= What is required =
Give the number of lines that include the word "Mineral", nothing more.

--- start of Records supplied ---

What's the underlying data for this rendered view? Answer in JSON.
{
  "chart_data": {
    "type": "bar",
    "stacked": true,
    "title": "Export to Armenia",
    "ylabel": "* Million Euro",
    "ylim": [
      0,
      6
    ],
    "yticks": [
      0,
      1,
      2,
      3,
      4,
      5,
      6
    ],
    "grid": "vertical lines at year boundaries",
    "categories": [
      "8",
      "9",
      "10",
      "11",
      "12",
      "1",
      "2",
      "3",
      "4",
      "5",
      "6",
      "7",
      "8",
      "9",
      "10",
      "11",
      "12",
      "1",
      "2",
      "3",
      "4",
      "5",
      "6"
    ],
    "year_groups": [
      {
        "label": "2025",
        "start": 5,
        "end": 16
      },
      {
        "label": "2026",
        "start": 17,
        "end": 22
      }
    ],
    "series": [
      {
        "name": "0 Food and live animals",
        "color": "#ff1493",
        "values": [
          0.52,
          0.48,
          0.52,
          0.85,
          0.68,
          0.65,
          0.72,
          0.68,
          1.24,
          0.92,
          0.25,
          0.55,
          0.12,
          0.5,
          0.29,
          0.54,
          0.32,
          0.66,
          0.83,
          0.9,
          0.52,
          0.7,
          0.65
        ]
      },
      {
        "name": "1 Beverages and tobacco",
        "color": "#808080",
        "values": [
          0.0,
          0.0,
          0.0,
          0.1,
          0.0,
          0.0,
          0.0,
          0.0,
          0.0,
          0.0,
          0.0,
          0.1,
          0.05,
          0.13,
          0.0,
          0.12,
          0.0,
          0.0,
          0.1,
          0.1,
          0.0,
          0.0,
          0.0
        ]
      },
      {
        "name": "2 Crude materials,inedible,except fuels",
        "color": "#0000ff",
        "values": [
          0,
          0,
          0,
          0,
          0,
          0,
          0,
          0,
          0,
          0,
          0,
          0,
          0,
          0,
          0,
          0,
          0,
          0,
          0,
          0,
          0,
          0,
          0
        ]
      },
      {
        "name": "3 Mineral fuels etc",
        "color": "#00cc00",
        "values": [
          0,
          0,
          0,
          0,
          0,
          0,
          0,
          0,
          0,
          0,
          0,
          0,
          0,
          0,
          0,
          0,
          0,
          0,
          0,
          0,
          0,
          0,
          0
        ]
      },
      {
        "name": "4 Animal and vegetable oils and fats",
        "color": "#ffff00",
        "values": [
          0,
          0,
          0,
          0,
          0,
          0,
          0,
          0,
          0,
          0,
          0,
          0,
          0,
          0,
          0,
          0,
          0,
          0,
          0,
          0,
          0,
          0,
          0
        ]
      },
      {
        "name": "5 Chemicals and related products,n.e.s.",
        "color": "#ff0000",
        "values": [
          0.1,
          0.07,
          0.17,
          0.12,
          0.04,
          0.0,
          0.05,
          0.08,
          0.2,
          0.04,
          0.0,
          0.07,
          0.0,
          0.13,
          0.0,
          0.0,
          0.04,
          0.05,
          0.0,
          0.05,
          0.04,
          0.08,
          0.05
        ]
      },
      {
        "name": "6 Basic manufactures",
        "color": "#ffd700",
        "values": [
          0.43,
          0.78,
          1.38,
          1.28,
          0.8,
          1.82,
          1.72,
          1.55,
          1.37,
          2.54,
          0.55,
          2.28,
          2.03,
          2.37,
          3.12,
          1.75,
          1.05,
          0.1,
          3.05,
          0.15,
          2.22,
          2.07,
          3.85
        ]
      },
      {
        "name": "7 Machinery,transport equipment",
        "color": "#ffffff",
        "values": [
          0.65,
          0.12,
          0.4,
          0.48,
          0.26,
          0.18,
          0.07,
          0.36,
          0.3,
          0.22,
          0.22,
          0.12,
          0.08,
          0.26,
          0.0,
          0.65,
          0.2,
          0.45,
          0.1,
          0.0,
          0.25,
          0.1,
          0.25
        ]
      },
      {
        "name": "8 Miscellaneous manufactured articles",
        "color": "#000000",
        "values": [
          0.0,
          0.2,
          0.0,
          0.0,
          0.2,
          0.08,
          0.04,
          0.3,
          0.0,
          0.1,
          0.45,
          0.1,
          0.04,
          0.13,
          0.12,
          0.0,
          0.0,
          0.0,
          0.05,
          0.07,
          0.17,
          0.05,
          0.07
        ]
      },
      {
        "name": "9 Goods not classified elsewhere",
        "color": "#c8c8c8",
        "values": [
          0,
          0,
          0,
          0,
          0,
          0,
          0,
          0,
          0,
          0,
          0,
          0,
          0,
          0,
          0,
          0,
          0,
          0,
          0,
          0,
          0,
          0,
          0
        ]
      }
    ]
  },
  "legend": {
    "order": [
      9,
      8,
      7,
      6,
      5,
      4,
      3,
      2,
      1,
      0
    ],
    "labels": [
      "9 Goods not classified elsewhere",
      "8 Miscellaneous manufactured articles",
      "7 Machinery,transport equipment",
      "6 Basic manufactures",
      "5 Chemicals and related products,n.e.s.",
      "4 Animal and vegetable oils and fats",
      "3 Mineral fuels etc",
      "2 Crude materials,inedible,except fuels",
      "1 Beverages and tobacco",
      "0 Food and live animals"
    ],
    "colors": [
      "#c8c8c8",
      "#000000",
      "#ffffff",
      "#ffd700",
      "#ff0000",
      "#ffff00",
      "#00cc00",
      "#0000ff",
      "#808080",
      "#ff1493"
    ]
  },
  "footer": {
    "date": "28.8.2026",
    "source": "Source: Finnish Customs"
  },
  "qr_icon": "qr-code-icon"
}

--- end of Records supplied ---

= Task response =
2